<<<<

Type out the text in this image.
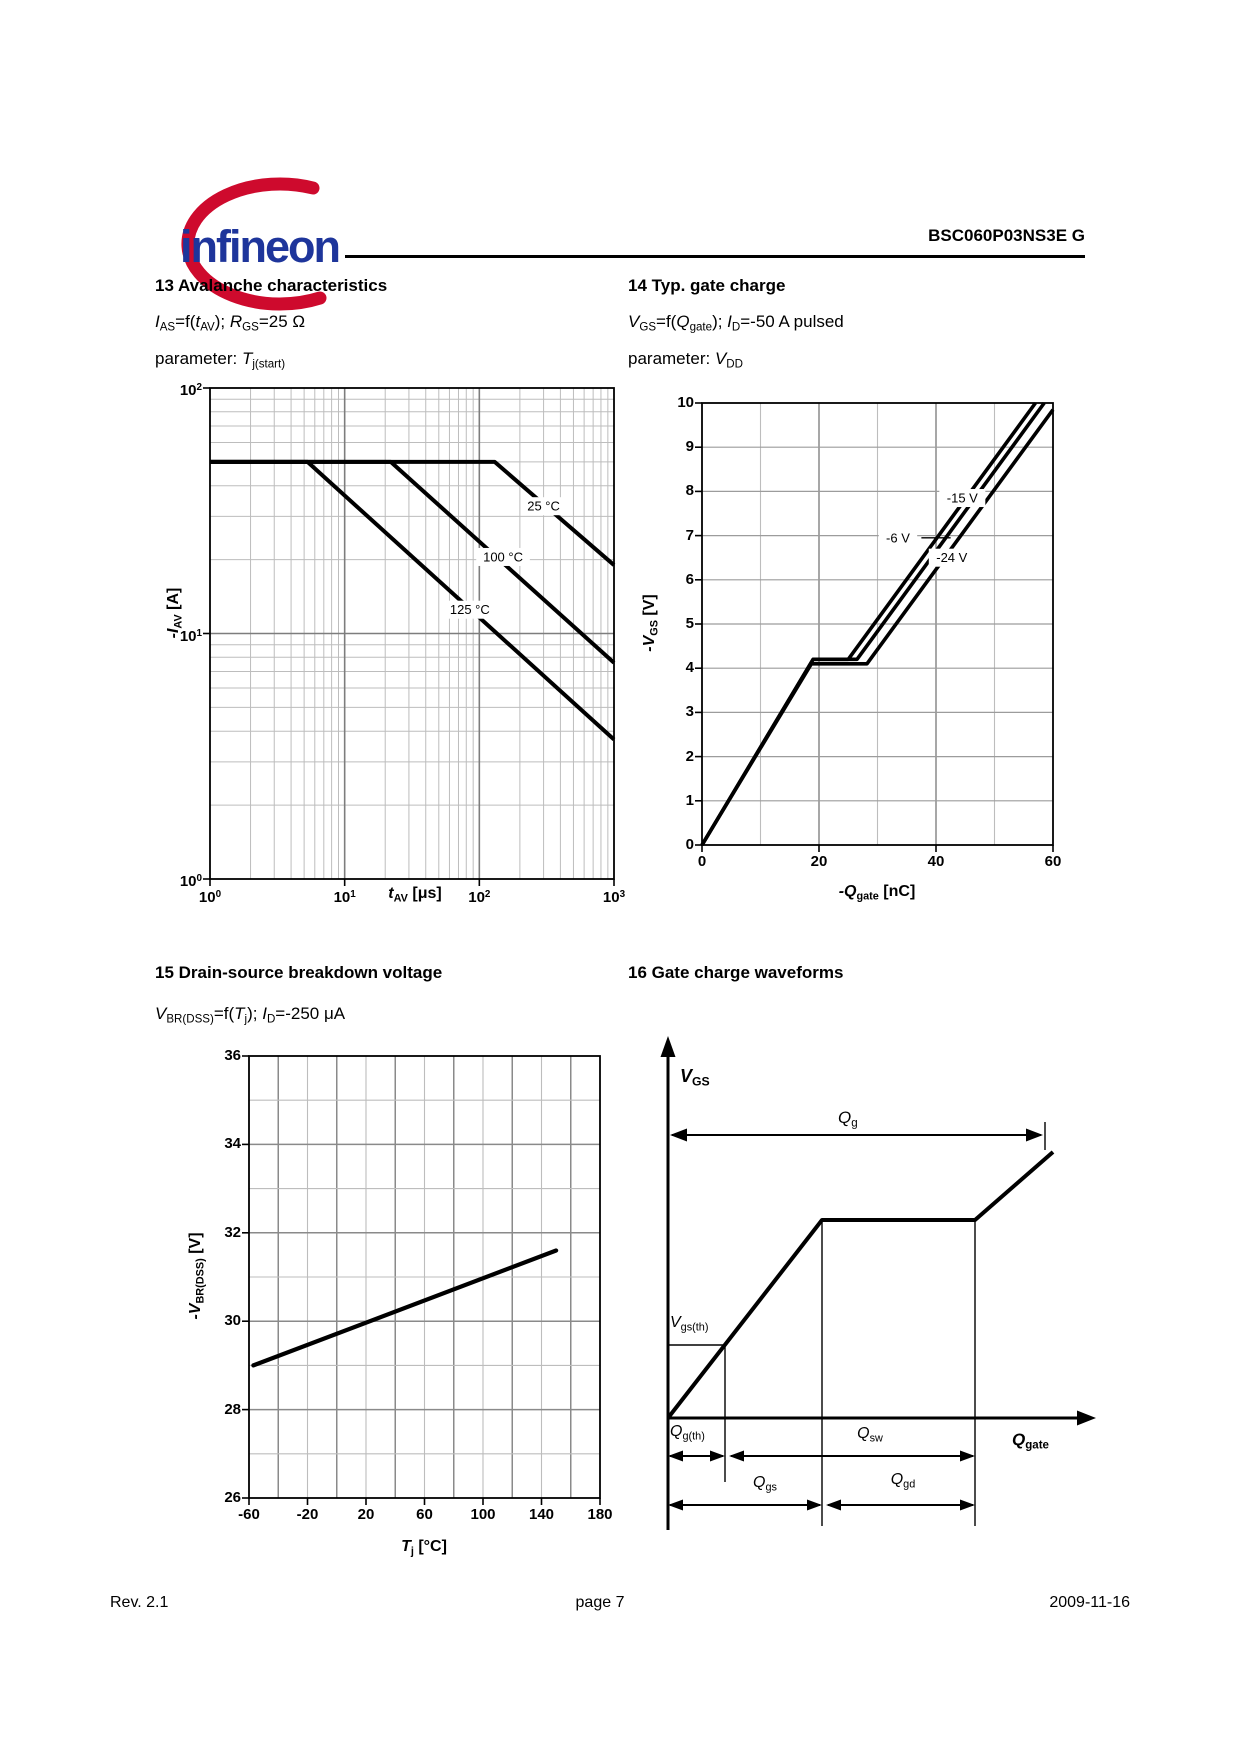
infineon	BSC060P03NS3E G
13 Avalanche characteristics	14 Typ. gate charge
$I_{AS}=f(t_{AV})$; $R_{GS}=25$ Ω	$V_{GS}=f(Q_{gate})$; $I_D=-50$ A pulsed
parameter: $T_{j(start)}$	parameter: $V_{DD}$
25 °C
100 °C
125 °C
$-I_{AV}$ [A]
$t_{AV}$ [μs]
$10^0$
$10^1$
$10^2$
$10^0$	$10^1$	$10^2$	$10^3$
-6 V
-15 V
-24 V
$-V_{GS}$ [V]
$-Q_{gate}$ [nC]
0
1
2
3
4
5
6
7
8
9
10
0	20	40	60
15 Drain-source breakdown voltage	16 Gate charge waveforms
$V_{BR(DSS)}=f(T_j)$; $I_D=-250$ μA
$-V_{BR(DSS)}$ [V]
$T_j$ [°C]
26
28
30
32
34
36
-60	-20	20	60	100	140	180
$V_{GS}$
$Q_g$
$V_{gs(th)}$
$Q_{g(th)}$	$Q_{sw}$	$Q_{gate}$
$Q_{gs}$	$Q_{gd}$
Rev. 2.1	page 7	2009-11-16
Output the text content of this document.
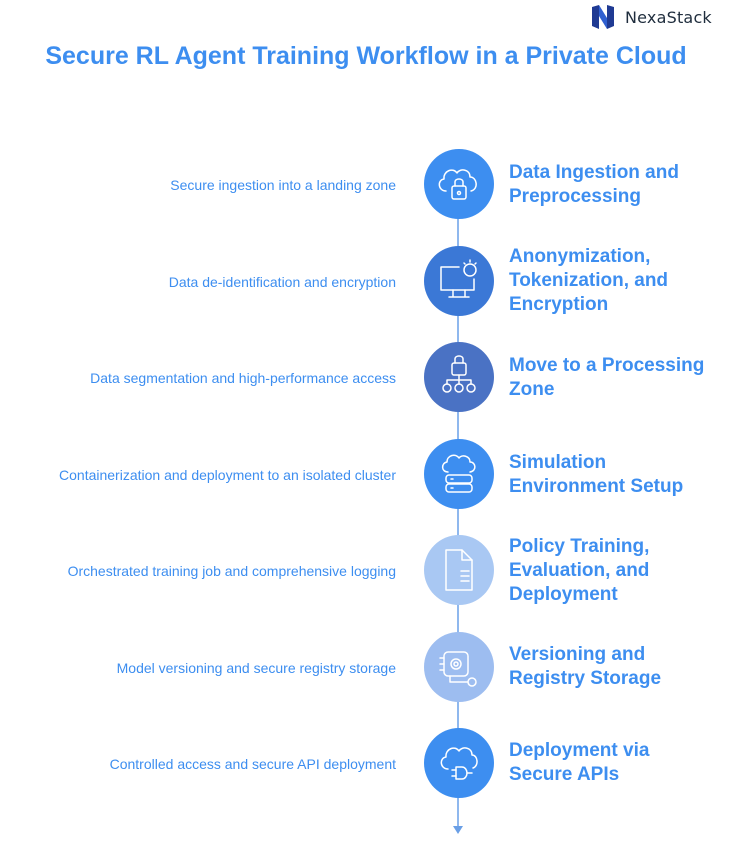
NexaStack
Secure RL Agent Training Workflow in a Private Cloud
Secure ingestion into a landing zone
Data Ingestion and
Preprocessing
Data de-identification and encryption
Anonymization,
Tokenization, and
Encryption
Data segmentation and high-performance access
Move to a Processing
Zone
Containerization and deployment to an isolated cluster
Simulation
Environment Setup
Orchestrated training job and comprehensive logging
Policy Training,
Evaluation, and
Deployment
Model versioning and secure registry storage
Versioning and
Registry Storage
Controlled access and secure API deployment
Deployment via
Secure APIs
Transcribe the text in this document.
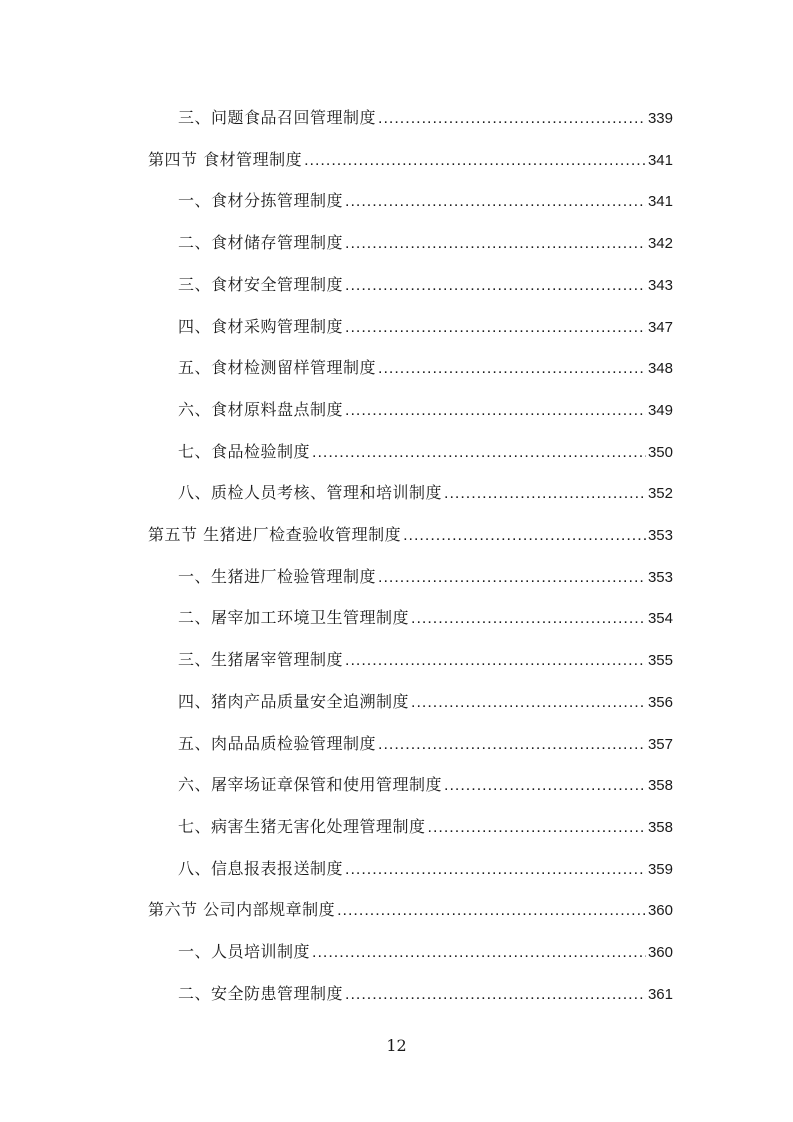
三、问题食品召回管理制度 .....	339
第四节 食材管理制度 .....	341
一、食材分拣管理制度 .....	341
二、食材储存管理制度 .....	342
三、食材安全管理制度 .....	343
四、食材采购管理制度 .....	347
五、食材检测留样管理制度 .....	348
六、食材原料盘点制度 .....	349
七、食品检验制度 .....	350
八、质检人员考核、管理和培训制度 .....	352
第五节 生猪进厂检查验收管理制度 .....	353
一、生猪进厂检验管理制度 .....	353
二、屠宰加工环境卫生管理制度 .....	354
三、生猪屠宰管理制度 .....	355
四、猪肉产品质量安全追溯制度 .....	356
五、肉品品质检验管理制度 .....	357
六、屠宰场证章保管和使用管理制度 .....	358
七、病害生猪无害化处理管理制度 .....	358
八、信息报表报送制度 .....	359
第六节 公司内部规章制度 .....	360
一、人员培训制度 .....	360
二、安全防患管理制度 .....	361
12
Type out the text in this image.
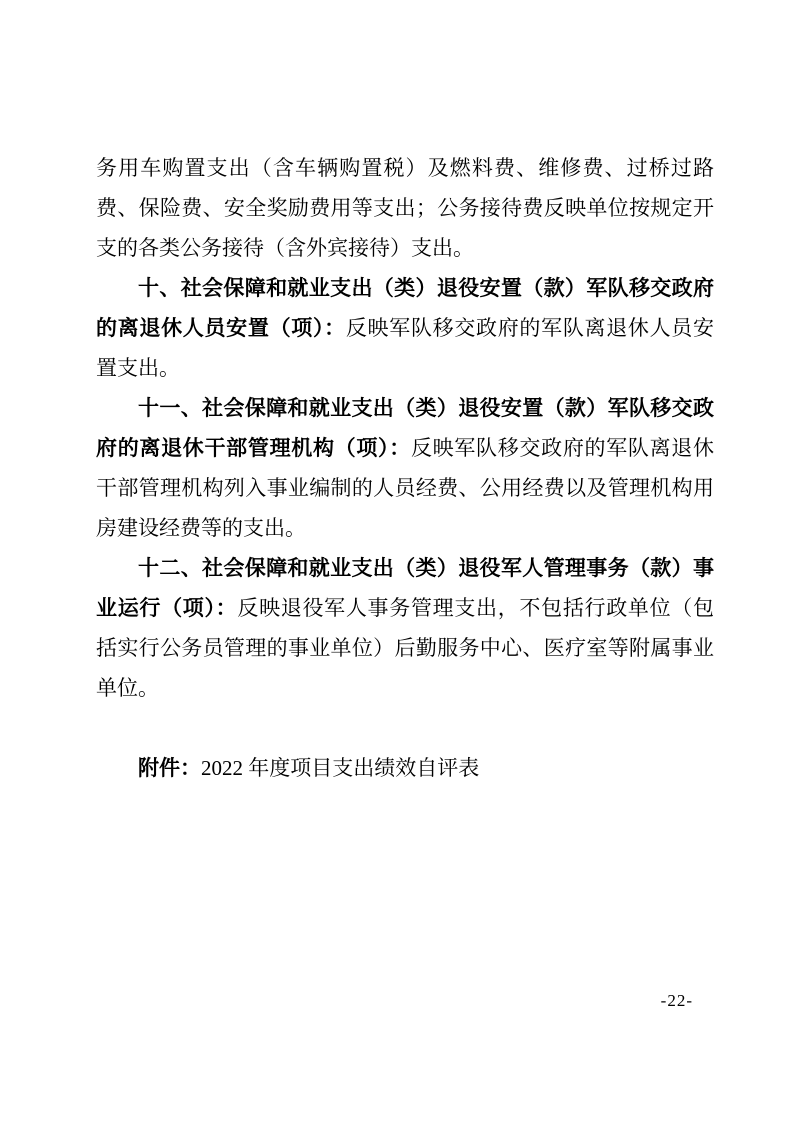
务用车购置支出（含车辆购置税）及燃料费、维修费、过桥过路费、保险费、安全奖励费用等支出；公务接待费反映单位按规定开支的各类公务接待（含外宾接待）支出。

十、社会保障和就业支出（类）退役安置（款）军队移交政府的离退休人员安置（项）：反映军队移交政府的军队离退休人员安置支出。

十一、社会保障和就业支出（类）退役安置（款）军队移交政府的离退休干部管理机构（项）：反映军队移交政府的军队离退休干部管理机构列入事业编制的人员经费、公用经费以及管理机构用房建设经费等的支出。

十二、社会保障和就业支出（类）退役军人管理事务（款）事业运行（项）：反映退役军人事务管理支出，不包括行政单位（包括实行公务员管理的事业单位）后勤服务中心、医疗室等附属事业单位。

附件：2022 年度项目支出绩效自评表

-22-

>>>>

Pull every line containing the word "Data" out of the entries above.

◆ Written response:
Data Ingestion and
Data de-identification and encryption
Data segmentation and high-performance access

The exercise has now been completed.